**TO-DO LIST:**
1) From the post on search engine crawl dates, pull out the passage from "I thought Google" to "of this story.", word for word.
2) Pick up the post on search engine crawl dates where it stops and keep writing it.

**PAGE:**
Subscribe Via Web Feed Subscribe with Google Add to My Yahoo! Subscribe with Bloglines Add to netvibes Subscribe with Live.com

« Social Media Not Converting? Put Down The Shotgun & Use A Rifle! | Main | Happy Birthday, Flickr: Web 2.0 Pioneer Turns Three »

Feb. 27, 2007 at 3:47pm Eastern by Danny Sullivan

Squeezing The Search Loaf: Finding Search Engine Freshness & Crawl Dates

A reader emailed me today noticing that Google was showing a date next to his listing, which made me think this was a good time to revisit how, when and where search engines show crawl dates for pages. These dates are a useful way for site owners to understand how often they are being revisited or for anyone to "squeeze the loaf" of a search engine to see how fresh it is. Here's a search engine-by-search engine rundown on date display. I'll also cover how we've sadly lost crawl dates being embedded next to listings, over the years. But that's not all! Read now and you'll even get a free at-a-glance table explaining how dates are displayed. Read now -- web server operators are standing by!

Google

When you do a search, some pages may show a date below the description of a listing, as illustrated below:

Crawl Dates At Google

I thought Google had long done this for certain pages that it revisits on a super-frequent basis. And when I did a search for cars today, I saw a date like this coming up for the cars.com listing as shown above. An hour later, the date was gone. I then tried that search again using a particular Google data center, rather than whatever data center was assigned to my browser randomly. Doing the same search at that data center gave me dates again.

I'm checking with Google on how long dates have been showing and why they may come and go as I saw today. I'll postscript what I'm told at the end of this story.

The example above shows that only some pages have dates. In contrast, the Google Cache can give you dates for nearly any web page.

**Element box annotations:**
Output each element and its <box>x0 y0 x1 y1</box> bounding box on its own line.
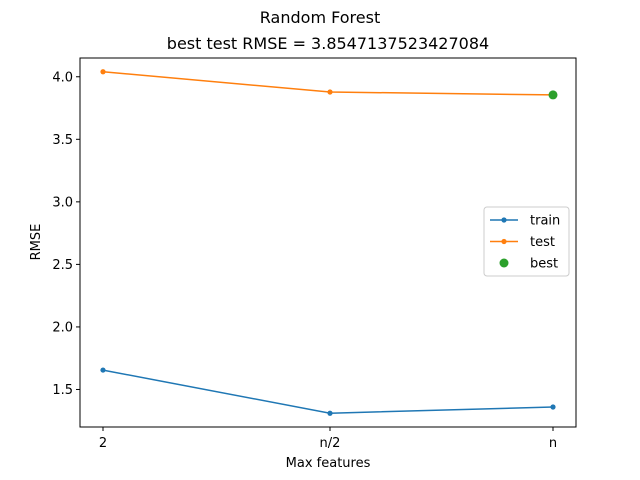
best-point <box>548 90 558 100</box>
chart-title: best test RMSE = 3.8547137523427084 <box>167 34 489 53</box>
y-axis: 1.5 2.0 2.5 3.0 3.5 4.0 <box>52 70 80 398</box>
series-layer <box>100 69 558 416</box>
legend-swatch-marker <box>501 217 507 223</box>
y-tick-label: 2.5 <box>52 258 73 273</box>
legend-label: best <box>530 257 558 272</box>
legend-swatch-marker <box>501 238 507 245</box>
series-point-train <box>100 367 106 373</box>
x-tick-label: 2 <box>99 436 107 451</box>
x-tick-label: n <box>549 436 557 451</box>
y-tick-label: 4.0 <box>52 70 73 85</box>
x-axis-label: Max features <box>286 456 371 471</box>
series-point-train <box>550 404 556 410</box>
plot-area <box>79 57 577 428</box>
legend-label: test <box>530 235 555 250</box>
chart-suptitle: Random Forest <box>260 8 380 27</box>
y-axis-label: RMSE <box>29 224 44 261</box>
series-point-test <box>100 69 106 75</box>
y-tick-label: 1.5 <box>52 383 73 398</box>
y-tick-label: 3.0 <box>52 195 73 210</box>
series-line-train <box>102 369 554 414</box>
y-tick-label: 2.0 <box>52 320 73 335</box>
x-tick-label: n/2 <box>320 436 341 451</box>
legend-label: train <box>530 214 560 229</box>
x-axis: 2 n/2 n <box>99 427 557 451</box>
legend: train test best <box>483 206 570 277</box>
y-tick-label: 3.5 <box>52 133 73 148</box>
series-point-train <box>327 410 333 416</box>
series-point-test <box>327 89 333 95</box>
legend-swatch-marker <box>499 258 509 268</box>
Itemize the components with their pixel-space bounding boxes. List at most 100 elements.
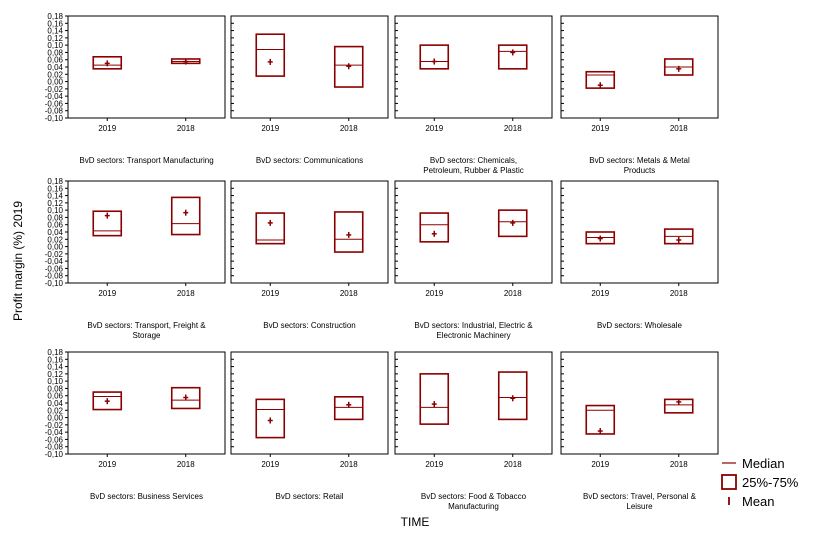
y-tick-label: 0,16 xyxy=(47,184,63,193)
y-tick-label: -0,02 xyxy=(45,250,64,259)
y-tick-label: -0,06 xyxy=(45,264,64,273)
x-tick-label: 2019 xyxy=(261,460,279,469)
x-tick-label: 2018 xyxy=(504,460,522,469)
iqr-box xyxy=(170,196,201,236)
iqr-box xyxy=(333,396,364,421)
y-tick-label: 0,14 xyxy=(47,192,63,201)
y-tick-label: 0,02 xyxy=(47,235,63,244)
iqr-box xyxy=(497,44,528,70)
panel-title: BvD sectors: Chemicals, xyxy=(430,156,517,165)
y-tick-label: 0,18 xyxy=(47,177,63,186)
y-tick-label: 0,08 xyxy=(47,213,63,222)
panel-frame xyxy=(560,15,719,119)
y-tick-label: 0,02 xyxy=(47,406,63,415)
y-tick-label: -0,04 xyxy=(45,92,64,101)
x-tick-label: 2018 xyxy=(504,124,522,133)
x-tick-label: 2019 xyxy=(98,289,116,298)
y-tick-label: 0,12 xyxy=(47,34,63,43)
iqr-box xyxy=(255,212,286,245)
y-tick-label: 0,00 xyxy=(47,243,63,252)
y-tick-label: 0,08 xyxy=(47,48,63,57)
y-tick-label: 0,06 xyxy=(47,392,63,401)
x-tick-label: 2018 xyxy=(670,124,688,133)
x-tick-label: 2019 xyxy=(261,289,279,298)
y-tick-label: 0,00 xyxy=(47,78,63,87)
x-tick-label: 2018 xyxy=(340,460,358,469)
panel-title: BvD sectors: Retail xyxy=(275,492,343,501)
y-tick-label: 0,02 xyxy=(47,70,63,79)
panel-title: BvD sectors: Wholesale xyxy=(597,321,682,330)
iqr-box xyxy=(497,371,528,421)
y-tick-label: 0,12 xyxy=(47,199,63,208)
y-tick-label: -0,10 xyxy=(45,450,64,459)
y-tick-label: 0,04 xyxy=(47,399,63,408)
iqr-box xyxy=(333,211,364,253)
y-tick-label: 0,10 xyxy=(47,377,63,386)
x-tick-label: 2018 xyxy=(177,460,195,469)
panel-frame xyxy=(560,351,719,455)
iqr-box xyxy=(92,391,123,411)
panel-title: BvD sectors: Transport, Freight & xyxy=(87,321,206,330)
iqr-box xyxy=(419,44,450,70)
panel-title: BvD sectors: Construction xyxy=(263,321,355,330)
y-tick-label: -0,02 xyxy=(45,85,64,94)
y-tick-label: 0,16 xyxy=(47,19,63,28)
x-tick-label: 2019 xyxy=(98,124,116,133)
iqr-box xyxy=(92,55,123,70)
x-tick-label: 2019 xyxy=(98,460,116,469)
y-tick-label: -0,08 xyxy=(45,107,64,116)
y-tick-label: 0,14 xyxy=(47,27,63,36)
x-tick-label: 2019 xyxy=(425,289,443,298)
panel-title: Petroleum, Rubber & Plastic xyxy=(423,166,524,175)
panel-frame xyxy=(230,351,389,455)
y-tick-label: 0,06 xyxy=(47,221,63,230)
y-tick-label: 0,06 xyxy=(47,56,63,65)
y-tick-label: 0,10 xyxy=(47,206,63,215)
y-tick-label: -0,02 xyxy=(45,421,64,430)
y-tick-label: 0,14 xyxy=(47,363,63,372)
panel-title: Leisure xyxy=(626,502,653,511)
y-axis-label: Profit margin (%) 2019 xyxy=(11,201,25,321)
panel-frame xyxy=(394,180,553,284)
legend-label: Mean xyxy=(742,494,775,509)
panel-title: Manufacturing xyxy=(448,502,499,511)
x-tick-label: 2018 xyxy=(670,460,688,469)
panel-title: BvD sectors: Travel, Personal & xyxy=(583,492,697,501)
y-tick-label: 0,12 xyxy=(47,370,63,379)
iqr-box xyxy=(255,398,286,439)
y-tick-label: -0,06 xyxy=(45,435,64,444)
panel-frame xyxy=(394,15,553,119)
x-tick-label: 2018 xyxy=(670,289,688,298)
iqr-box xyxy=(419,212,450,243)
panel-title: BvD sectors: Metals & Metal xyxy=(589,156,690,165)
x-tick-label: 2019 xyxy=(425,460,443,469)
y-tick-label: 0,16 xyxy=(47,355,63,364)
y-tick-label: 0,08 xyxy=(47,384,63,393)
legend-box-swatch xyxy=(721,474,737,490)
panel-frame xyxy=(67,15,226,119)
panel-title: Storage xyxy=(132,331,161,340)
panel-title: BvD sectors: Food & Tobacco xyxy=(421,492,527,501)
iqr-box xyxy=(497,209,528,238)
y-tick-label: -0,04 xyxy=(45,428,64,437)
panel-frame xyxy=(67,351,226,455)
panel-frame xyxy=(230,180,389,284)
panel-title: BvD sectors: Transport Manufacturing xyxy=(79,156,213,165)
x-tick-label: 2019 xyxy=(425,124,443,133)
y-tick-label: -0,10 xyxy=(45,114,64,123)
iqr-box xyxy=(92,210,123,237)
panel-frame xyxy=(230,15,389,119)
panel-title: BvD sectors: Industrial, Electric & xyxy=(414,321,533,330)
y-tick-label: 0,18 xyxy=(47,12,63,21)
y-tick-label: 0,04 xyxy=(47,228,63,237)
panel-title: Products xyxy=(624,166,656,175)
iqr-box xyxy=(419,373,450,425)
y-tick-label: -0,08 xyxy=(45,443,64,452)
x-tick-label: 2018 xyxy=(504,289,522,298)
y-tick-label: -0,10 xyxy=(45,279,64,288)
legend-label: Median xyxy=(742,456,785,471)
legend-label: 25%-75% xyxy=(742,475,799,490)
y-tick-label: 0,10 xyxy=(47,41,63,50)
y-tick-label: 0,04 xyxy=(47,63,63,72)
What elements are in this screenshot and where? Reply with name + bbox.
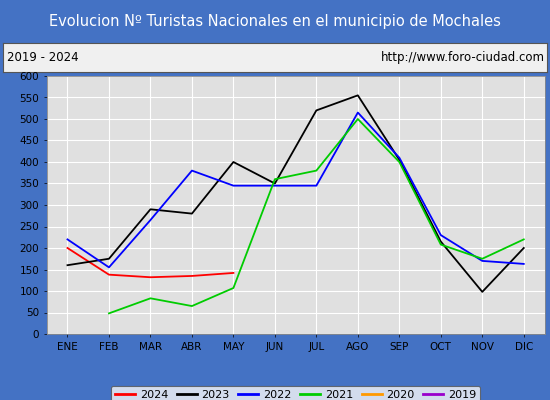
Text: Evolucion Nº Turistas Nacionales en el municipio de Mochales: Evolucion Nº Turistas Nacionales en el m… bbox=[49, 14, 501, 29]
Text: http://www.foro-ciudad.com: http://www.foro-ciudad.com bbox=[381, 51, 544, 64]
Legend: 2024, 2023, 2022, 2021, 2020, 2019: 2024, 2023, 2022, 2021, 2020, 2019 bbox=[111, 386, 481, 400]
Text: 2019 - 2024: 2019 - 2024 bbox=[7, 51, 79, 64]
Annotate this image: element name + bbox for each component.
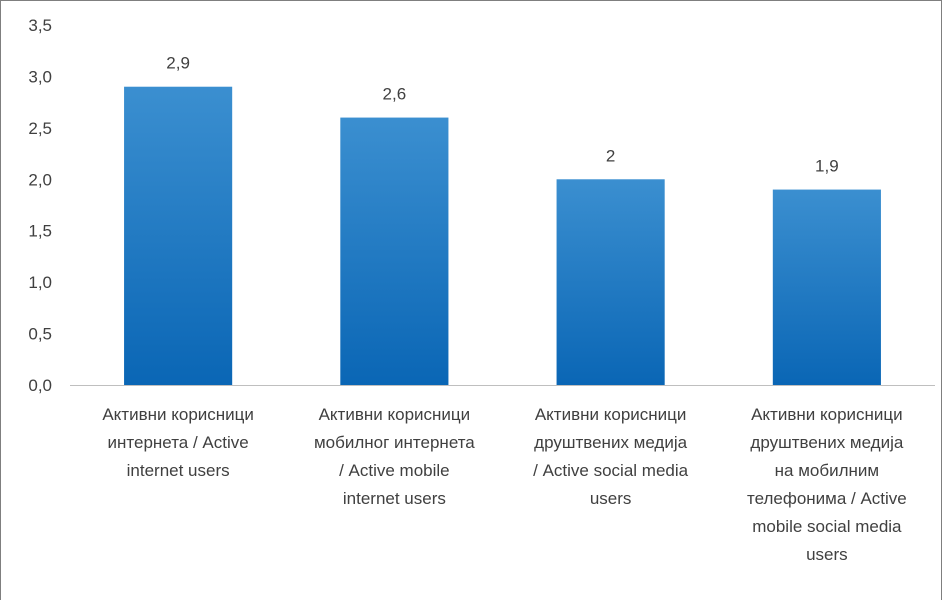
x-category-label: Активни корисници друштвених медија / Acti… xyxy=(533,405,688,508)
y-tick-label: 2,0 xyxy=(28,170,52,189)
y-tick-label: 3,0 xyxy=(28,67,52,86)
x-category-label-line: internet users xyxy=(343,489,446,508)
y-tick-label: 1,0 xyxy=(28,273,52,292)
data-label: 2,6 xyxy=(383,85,407,104)
y-tick-label: 2,5 xyxy=(28,119,52,138)
data-label: 1,9 xyxy=(815,157,839,176)
bar xyxy=(124,86,233,385)
y-tick-label: 0,5 xyxy=(28,325,52,344)
y-tick-label: 0,0 xyxy=(28,376,52,395)
x-category-label-line: / Active mobile xyxy=(339,461,450,480)
x-category-label-line: Активни корисници xyxy=(319,405,471,424)
data-label: 2 xyxy=(606,146,615,165)
x-category-label-line: на мобилним xyxy=(775,461,879,480)
x-category-label-line: internet users xyxy=(127,461,230,480)
x-category-label-line: / Active social media xyxy=(533,461,688,480)
y-axis: 0,0 0,5 1,0 1,5 2,0 2,5 3,0 3,5 xyxy=(28,16,52,395)
bar xyxy=(340,117,449,386)
x-category-label-line: друштвених медија xyxy=(750,433,903,452)
x-category-label: Активни корисници мобилног интернета / Act… xyxy=(314,405,475,508)
x-category-label-line: интернета / Active xyxy=(108,433,249,452)
x-category-label: Активни корисници друштвених медија на моб… xyxy=(747,405,907,564)
x-category-label-line: users xyxy=(806,545,848,564)
bar xyxy=(772,189,881,385)
x-category-label-line: Активни корисници xyxy=(751,405,903,424)
x-category-label-line: телефонима / Active xyxy=(747,489,907,508)
x-axis: Активни корисници интернета / Active inter… xyxy=(102,405,906,564)
x-category-label-line: друштвених медија xyxy=(534,433,687,452)
x-category-label: Активни корисници интернета / Active inter… xyxy=(102,405,254,480)
x-category-label-line: мобилног интернета xyxy=(314,433,475,452)
x-category-label-line: users xyxy=(590,489,632,508)
y-tick-label: 1,5 xyxy=(28,222,52,241)
x-category-label-line: Активни корисници xyxy=(535,405,687,424)
data-label: 2,9 xyxy=(166,54,190,73)
bars xyxy=(124,86,881,386)
data-labels: 2,9 2,6 2 1,9 xyxy=(166,54,838,176)
bar-chart: 0,0 0,5 1,0 1,5 2,0 2,5 3,0 3,5 2,9 2,6 2 1,9 Акти… xyxy=(28,16,935,564)
bar xyxy=(556,179,665,385)
x-category-label-line: mobile social media xyxy=(752,517,902,536)
x-category-label-line: Активни корисници xyxy=(102,405,254,424)
y-tick-label: 3,5 xyxy=(28,16,52,35)
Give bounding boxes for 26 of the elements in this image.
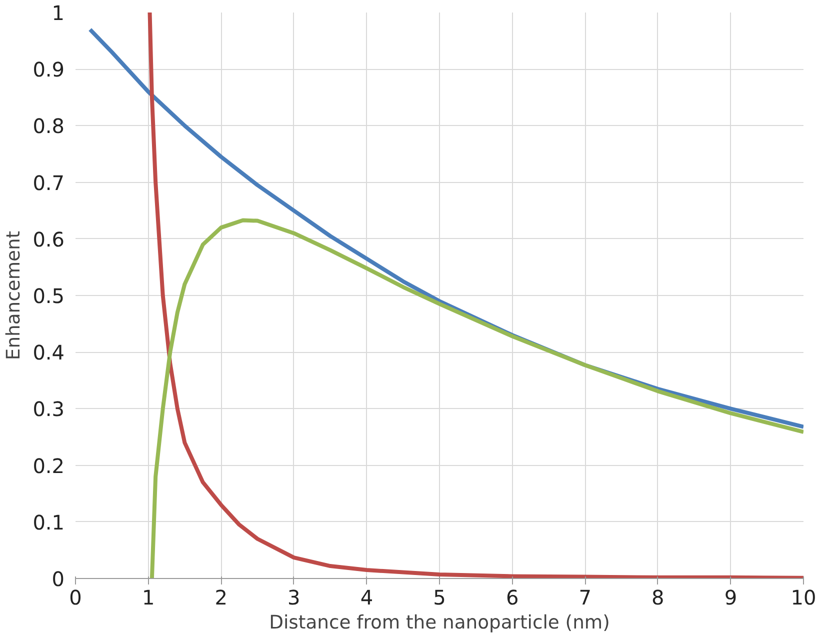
y-tick-label: 0.8 — [32, 114, 65, 138]
x-tick-label: 7 — [578, 586, 592, 610]
x-tick-label: 8 — [652, 586, 664, 610]
y-tick-label: 0.2 — [32, 454, 65, 478]
y-tick-label: 0.9 — [32, 58, 65, 82]
x-tick-label: 6 — [506, 586, 519, 610]
y-axis-title: Enhancement — [4, 230, 25, 360]
y-tick-label: 0.3 — [32, 397, 65, 422]
x-tick-label: 1 — [142, 586, 155, 610]
line-series — [150, 218, 804, 578]
x-tick-label: 4 — [360, 586, 374, 610]
y-tick-label: 1 — [52, 1, 65, 25]
y-tick-label: 0.6 — [32, 227, 65, 252]
x-axis-title: Distance from the nanoparticle (nm) — [269, 612, 610, 634]
y-tick-label: 0.1 — [32, 510, 65, 534]
y-tick-label: 0.5 — [32, 284, 65, 308]
x-tick-label: 10 — [790, 586, 816, 610]
x-tick-label: 3 — [288, 586, 300, 610]
x-tick-label: 9 — [724, 586, 738, 610]
x-tick-label: 2 — [214, 586, 228, 610]
line-series — [148, 12, 804, 578]
y-tick-label: 0 — [52, 567, 65, 591]
y-tick-label: 0.7 — [32, 170, 65, 195]
x-tick-label: 0 — [69, 586, 82, 610]
x-tick-label: 5 — [433, 586, 446, 610]
y-tick-label: 0.4 — [32, 340, 65, 365]
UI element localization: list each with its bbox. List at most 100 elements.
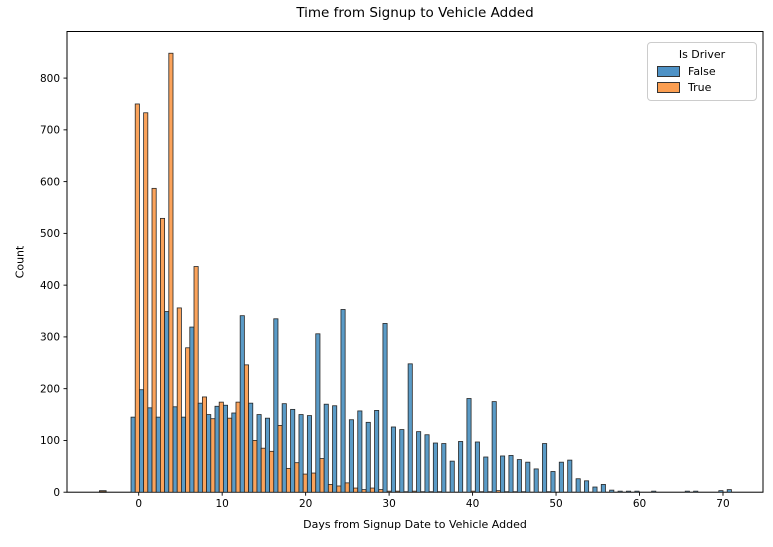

**TASK RESPONSES:**
1)
I thought Google had long done this for certain pages that it revisits on a super-frequent basis. And when I did a search for cars today, I saw a date like this coming up for the cars.com listing as shown above. An hour later, the date was gone. I then tried that search again using a particular Google data center, rather than whatever data center was assigned to my browser randomly. Doing the same search at that data center gave me dates again.

I'm checking with Google on how long dates have been showing and why they may come and go as I saw today. I'll postscript what I'm told at the end of this story.

2)
The Google Cache allows you to view a copy of a page that is stored on Google's servers, rather from the website directly. (Don't like Google caching this for your site? Learn how to prevent it here and here. Don't see a cached link option? Then the site owner is blocking caching).

Going back to our search for cars and the screenshot above, you'll see that the disney.go.com listing doesn't have a date next to it. To find the date the page was visited, you have to click on the link that says "Cached" under the description of that listing. That makes the cached page load like this. At the top of that page, you'll see this:

This is Google's cache of http://disney.go.com/disneypictures/cars/ as retrieved on 22 Feb 2007 14:34:08 GMT.

See the date and time, which I've put in bold? That's when the page was last visited by Google.

FYI, before September 2006, that date reflected the last time Google found the page to have changed, not when it was last visited. In other words, if Google visited the page in January 2005, then revisited it throughout the year but the page never changed, the cached date would keep saying January 2005.

Since September 2006, that's been different. The date was altered to reflect the last time Google visited the page -- a good change to make. Google explains more about this on the Google Webmaster Central blog here, and Google's Matt Cutts also did a video about it here.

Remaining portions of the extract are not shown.